→ CHALLENGE
Look through the data below. Collect every line where the word "icon" occurs.

(Data excerpts)
============================================================

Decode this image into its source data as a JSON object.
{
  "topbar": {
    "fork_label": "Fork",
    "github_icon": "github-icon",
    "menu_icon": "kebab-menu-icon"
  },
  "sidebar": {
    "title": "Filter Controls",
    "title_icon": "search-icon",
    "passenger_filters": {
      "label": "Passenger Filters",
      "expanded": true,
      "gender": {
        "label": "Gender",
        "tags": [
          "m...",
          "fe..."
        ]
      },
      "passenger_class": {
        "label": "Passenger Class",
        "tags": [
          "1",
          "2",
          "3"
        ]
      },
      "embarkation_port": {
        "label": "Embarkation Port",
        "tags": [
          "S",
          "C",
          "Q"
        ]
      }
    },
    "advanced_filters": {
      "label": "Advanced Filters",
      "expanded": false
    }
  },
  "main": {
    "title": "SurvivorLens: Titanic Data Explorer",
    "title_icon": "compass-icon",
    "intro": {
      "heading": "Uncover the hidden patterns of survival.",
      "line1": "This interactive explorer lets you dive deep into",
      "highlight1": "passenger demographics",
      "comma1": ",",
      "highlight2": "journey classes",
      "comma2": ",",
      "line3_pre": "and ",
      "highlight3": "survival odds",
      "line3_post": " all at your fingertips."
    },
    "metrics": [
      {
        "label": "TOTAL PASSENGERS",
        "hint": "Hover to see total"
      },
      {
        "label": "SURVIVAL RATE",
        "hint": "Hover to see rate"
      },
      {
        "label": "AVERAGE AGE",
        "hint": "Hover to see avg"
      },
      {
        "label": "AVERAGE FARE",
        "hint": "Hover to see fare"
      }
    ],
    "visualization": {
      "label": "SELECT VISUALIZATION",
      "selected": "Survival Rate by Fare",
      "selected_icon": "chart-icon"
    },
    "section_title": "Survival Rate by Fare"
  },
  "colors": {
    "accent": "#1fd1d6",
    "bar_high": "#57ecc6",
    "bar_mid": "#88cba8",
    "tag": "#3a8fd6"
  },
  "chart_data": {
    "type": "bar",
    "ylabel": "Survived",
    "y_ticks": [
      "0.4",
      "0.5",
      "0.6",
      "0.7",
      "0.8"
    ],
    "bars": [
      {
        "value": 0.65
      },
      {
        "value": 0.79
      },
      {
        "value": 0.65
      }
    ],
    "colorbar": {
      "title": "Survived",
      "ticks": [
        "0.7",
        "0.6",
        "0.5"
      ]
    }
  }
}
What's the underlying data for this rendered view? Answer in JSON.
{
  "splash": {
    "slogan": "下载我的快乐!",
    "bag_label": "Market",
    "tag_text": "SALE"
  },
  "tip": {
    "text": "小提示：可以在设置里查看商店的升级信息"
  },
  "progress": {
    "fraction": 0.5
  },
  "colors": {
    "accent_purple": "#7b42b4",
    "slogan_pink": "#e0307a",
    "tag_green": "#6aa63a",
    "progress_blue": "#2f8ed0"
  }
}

============================================================

→ OUTPUT BELOW
    "github_icon": "github-icon",
    "menu_icon": "kebab-menu-icon"
    "title_icon": "search-icon",
    "title_icon": "compass-icon",
      "selected_icon": "chart-icon"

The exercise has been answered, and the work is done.